───── Given data ─────

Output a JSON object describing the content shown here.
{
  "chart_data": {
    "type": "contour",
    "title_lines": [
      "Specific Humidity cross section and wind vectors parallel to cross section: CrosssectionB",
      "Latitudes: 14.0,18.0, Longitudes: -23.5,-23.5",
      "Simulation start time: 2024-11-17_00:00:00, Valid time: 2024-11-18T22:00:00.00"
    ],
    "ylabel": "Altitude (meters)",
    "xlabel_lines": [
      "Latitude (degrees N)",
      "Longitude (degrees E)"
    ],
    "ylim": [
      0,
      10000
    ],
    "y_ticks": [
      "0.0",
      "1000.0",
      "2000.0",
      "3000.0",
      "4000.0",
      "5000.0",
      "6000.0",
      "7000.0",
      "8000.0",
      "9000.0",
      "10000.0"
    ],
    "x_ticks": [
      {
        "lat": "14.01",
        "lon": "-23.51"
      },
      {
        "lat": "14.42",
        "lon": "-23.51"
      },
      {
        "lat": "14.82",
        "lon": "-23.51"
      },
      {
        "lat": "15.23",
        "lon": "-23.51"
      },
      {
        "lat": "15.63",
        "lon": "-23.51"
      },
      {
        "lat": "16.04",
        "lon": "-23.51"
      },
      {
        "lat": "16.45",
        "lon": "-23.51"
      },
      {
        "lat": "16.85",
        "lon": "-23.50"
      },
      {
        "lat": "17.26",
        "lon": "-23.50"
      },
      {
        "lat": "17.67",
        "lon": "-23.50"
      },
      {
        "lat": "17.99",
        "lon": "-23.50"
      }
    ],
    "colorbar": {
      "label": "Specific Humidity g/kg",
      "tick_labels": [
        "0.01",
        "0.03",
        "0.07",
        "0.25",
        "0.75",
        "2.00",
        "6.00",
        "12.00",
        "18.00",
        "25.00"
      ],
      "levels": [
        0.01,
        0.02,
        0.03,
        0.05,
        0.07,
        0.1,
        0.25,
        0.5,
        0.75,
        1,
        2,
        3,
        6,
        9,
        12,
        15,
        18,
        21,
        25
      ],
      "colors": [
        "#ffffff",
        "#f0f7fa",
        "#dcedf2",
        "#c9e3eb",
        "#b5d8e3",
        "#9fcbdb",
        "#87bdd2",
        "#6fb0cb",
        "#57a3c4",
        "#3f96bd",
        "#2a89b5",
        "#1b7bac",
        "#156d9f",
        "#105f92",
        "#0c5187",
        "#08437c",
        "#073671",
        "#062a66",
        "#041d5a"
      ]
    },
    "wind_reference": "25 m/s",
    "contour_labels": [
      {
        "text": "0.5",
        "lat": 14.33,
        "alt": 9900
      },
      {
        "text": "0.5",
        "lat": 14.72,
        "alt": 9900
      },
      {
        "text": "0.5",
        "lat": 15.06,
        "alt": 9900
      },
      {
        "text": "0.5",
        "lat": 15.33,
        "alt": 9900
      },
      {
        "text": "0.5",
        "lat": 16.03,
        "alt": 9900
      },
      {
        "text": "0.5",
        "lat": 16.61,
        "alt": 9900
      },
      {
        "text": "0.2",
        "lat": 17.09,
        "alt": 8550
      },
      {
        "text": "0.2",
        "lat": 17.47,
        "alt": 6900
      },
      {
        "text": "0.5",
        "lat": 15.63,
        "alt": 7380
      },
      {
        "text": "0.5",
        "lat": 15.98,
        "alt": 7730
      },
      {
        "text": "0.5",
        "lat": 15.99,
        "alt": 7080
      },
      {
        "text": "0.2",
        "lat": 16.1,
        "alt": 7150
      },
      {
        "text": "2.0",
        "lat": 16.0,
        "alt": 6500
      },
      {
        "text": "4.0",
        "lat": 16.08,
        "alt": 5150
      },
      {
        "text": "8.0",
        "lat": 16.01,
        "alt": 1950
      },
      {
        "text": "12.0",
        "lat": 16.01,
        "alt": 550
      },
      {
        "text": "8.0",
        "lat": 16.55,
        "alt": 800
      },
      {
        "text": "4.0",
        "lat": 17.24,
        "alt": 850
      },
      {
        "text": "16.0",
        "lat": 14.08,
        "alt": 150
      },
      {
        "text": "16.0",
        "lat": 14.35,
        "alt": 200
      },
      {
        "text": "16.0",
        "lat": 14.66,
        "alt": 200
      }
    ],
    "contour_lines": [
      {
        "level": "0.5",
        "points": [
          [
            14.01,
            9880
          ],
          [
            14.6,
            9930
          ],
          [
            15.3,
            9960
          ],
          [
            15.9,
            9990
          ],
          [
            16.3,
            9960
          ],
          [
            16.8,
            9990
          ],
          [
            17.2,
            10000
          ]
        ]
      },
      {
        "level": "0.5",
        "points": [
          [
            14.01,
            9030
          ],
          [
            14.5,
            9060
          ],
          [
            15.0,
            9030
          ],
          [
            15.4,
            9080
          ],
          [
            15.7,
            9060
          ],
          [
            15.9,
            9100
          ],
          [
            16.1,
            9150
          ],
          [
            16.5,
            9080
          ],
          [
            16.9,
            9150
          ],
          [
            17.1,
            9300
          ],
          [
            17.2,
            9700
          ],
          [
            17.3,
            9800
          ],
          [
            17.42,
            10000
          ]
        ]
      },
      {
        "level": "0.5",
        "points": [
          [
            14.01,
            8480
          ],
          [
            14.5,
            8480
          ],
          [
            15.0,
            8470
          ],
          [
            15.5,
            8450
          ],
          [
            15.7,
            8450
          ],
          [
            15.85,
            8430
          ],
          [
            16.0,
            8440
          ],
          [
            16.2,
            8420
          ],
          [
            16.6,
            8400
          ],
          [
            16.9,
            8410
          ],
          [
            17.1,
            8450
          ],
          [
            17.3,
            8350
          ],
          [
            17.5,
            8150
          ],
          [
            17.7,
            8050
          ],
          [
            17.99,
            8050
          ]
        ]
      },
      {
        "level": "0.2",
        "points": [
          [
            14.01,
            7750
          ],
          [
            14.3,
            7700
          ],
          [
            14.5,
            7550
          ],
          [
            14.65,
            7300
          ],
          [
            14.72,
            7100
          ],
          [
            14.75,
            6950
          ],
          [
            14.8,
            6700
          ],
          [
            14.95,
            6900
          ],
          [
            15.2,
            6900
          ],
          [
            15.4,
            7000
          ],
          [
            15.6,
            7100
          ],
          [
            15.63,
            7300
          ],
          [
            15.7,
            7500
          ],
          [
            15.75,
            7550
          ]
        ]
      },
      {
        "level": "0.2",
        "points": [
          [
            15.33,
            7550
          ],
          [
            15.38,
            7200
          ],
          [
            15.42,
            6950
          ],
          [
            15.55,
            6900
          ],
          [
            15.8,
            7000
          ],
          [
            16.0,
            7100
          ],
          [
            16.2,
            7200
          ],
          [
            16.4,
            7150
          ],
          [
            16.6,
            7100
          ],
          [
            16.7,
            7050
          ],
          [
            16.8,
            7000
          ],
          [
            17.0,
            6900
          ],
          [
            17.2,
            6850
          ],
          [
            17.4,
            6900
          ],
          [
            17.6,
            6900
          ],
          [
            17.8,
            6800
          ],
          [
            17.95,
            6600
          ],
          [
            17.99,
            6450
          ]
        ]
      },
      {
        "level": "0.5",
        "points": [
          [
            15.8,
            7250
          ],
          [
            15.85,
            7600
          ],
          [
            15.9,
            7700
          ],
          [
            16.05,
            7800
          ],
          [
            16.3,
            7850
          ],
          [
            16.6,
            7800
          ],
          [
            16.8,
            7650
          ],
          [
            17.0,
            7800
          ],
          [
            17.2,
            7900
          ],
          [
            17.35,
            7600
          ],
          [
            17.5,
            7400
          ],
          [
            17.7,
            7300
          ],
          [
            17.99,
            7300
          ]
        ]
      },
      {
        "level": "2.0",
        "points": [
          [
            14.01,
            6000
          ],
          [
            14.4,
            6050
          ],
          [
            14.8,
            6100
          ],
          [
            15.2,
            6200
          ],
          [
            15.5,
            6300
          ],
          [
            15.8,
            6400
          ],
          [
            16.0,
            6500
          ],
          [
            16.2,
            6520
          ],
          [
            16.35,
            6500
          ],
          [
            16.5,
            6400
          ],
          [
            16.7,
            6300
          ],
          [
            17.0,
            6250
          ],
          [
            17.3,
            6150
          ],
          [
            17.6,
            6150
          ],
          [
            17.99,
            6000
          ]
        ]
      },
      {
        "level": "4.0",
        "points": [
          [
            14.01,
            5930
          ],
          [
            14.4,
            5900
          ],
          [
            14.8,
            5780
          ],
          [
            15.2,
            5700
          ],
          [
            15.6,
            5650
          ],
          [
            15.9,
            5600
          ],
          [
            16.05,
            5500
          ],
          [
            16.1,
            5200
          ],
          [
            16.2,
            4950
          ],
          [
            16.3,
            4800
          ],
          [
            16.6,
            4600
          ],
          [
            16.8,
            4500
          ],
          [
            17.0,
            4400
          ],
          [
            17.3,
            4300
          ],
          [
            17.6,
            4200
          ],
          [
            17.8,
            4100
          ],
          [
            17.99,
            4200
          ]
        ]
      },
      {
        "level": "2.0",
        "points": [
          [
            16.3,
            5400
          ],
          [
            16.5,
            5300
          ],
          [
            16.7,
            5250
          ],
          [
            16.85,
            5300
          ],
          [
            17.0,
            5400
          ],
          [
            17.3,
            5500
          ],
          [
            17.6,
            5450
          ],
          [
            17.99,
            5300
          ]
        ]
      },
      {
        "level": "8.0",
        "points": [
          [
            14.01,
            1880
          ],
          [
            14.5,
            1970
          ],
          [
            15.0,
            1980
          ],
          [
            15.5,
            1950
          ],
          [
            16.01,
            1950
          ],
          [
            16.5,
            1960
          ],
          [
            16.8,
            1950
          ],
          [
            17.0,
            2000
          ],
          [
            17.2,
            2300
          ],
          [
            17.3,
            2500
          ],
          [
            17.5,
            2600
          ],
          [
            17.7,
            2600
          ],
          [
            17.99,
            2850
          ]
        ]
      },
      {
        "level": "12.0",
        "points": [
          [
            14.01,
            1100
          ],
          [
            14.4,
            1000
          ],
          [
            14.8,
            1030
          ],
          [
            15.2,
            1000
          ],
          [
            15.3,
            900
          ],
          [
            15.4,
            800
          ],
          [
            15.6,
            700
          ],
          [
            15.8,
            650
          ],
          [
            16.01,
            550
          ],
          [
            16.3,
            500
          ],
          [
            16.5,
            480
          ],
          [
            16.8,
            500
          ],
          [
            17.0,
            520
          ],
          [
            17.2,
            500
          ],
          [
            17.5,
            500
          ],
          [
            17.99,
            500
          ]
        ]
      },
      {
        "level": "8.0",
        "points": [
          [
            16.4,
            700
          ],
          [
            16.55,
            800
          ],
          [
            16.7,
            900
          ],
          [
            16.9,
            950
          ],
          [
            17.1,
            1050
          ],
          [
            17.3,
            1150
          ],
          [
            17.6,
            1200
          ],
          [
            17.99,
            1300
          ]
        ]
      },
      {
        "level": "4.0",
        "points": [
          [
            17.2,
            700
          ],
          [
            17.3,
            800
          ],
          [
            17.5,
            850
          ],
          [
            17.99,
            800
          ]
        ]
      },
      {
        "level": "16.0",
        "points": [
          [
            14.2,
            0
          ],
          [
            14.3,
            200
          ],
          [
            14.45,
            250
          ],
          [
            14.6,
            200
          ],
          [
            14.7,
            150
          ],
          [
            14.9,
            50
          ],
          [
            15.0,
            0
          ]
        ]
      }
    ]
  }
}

─────
───── Given data ─────

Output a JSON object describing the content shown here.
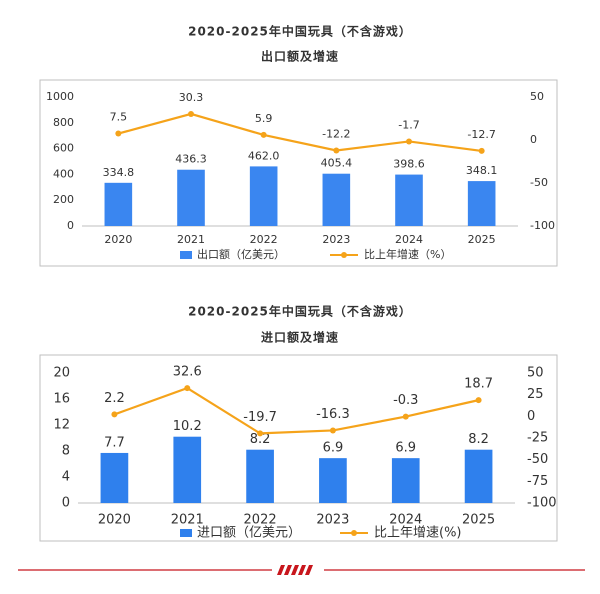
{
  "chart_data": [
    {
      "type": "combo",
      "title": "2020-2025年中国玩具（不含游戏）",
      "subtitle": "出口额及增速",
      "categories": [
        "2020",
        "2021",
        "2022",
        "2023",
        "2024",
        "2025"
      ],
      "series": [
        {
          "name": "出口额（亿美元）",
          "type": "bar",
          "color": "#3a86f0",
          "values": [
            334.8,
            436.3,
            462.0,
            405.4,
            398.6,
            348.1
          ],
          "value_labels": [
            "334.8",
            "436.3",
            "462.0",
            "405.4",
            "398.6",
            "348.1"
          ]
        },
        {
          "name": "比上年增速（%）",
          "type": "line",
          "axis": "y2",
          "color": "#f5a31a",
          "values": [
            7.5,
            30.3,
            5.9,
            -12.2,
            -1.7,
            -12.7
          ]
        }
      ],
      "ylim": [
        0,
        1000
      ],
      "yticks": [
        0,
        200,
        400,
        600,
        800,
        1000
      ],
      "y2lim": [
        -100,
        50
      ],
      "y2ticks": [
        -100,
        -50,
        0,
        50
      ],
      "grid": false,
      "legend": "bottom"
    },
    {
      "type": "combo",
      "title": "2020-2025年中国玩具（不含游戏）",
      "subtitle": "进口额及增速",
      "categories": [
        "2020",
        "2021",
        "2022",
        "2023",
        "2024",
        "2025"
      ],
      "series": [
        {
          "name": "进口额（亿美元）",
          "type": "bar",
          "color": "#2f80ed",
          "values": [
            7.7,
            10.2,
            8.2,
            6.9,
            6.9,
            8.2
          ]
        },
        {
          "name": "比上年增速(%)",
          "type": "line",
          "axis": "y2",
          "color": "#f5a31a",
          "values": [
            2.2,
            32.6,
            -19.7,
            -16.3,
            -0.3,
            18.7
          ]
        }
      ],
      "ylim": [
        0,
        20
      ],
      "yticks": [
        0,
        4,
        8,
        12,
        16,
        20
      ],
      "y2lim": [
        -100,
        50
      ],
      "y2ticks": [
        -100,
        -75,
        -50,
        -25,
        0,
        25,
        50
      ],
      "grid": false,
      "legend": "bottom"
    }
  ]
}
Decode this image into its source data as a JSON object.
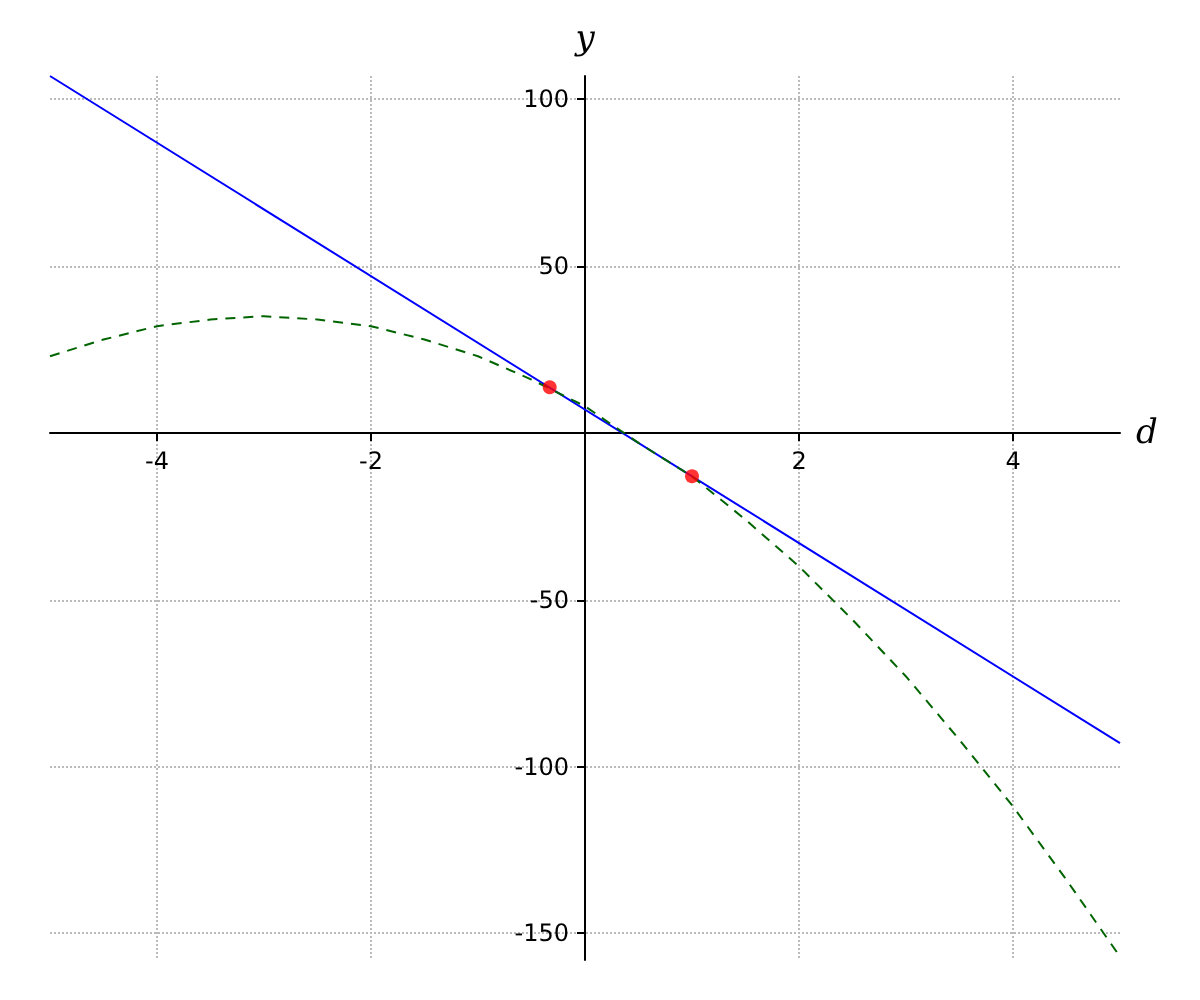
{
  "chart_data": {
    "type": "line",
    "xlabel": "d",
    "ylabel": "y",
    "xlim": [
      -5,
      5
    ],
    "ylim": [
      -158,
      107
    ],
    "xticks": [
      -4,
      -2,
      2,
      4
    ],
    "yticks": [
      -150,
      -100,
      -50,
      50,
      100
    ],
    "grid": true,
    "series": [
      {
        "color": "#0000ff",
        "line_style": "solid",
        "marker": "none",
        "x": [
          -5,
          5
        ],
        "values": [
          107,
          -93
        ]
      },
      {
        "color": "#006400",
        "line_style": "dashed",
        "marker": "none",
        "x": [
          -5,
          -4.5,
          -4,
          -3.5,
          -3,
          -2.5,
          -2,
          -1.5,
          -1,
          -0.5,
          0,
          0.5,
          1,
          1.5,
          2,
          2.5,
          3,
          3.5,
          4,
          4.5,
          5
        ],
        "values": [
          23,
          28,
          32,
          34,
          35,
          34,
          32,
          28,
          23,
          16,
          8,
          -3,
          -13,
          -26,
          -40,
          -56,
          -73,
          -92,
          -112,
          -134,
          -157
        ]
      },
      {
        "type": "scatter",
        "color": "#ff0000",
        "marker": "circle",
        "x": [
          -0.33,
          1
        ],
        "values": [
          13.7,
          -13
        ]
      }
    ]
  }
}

─────

Exercise prompt: Find the number of lines in which the word "Humidity" occurs, and write nothing but that number.

Finished exercise: 2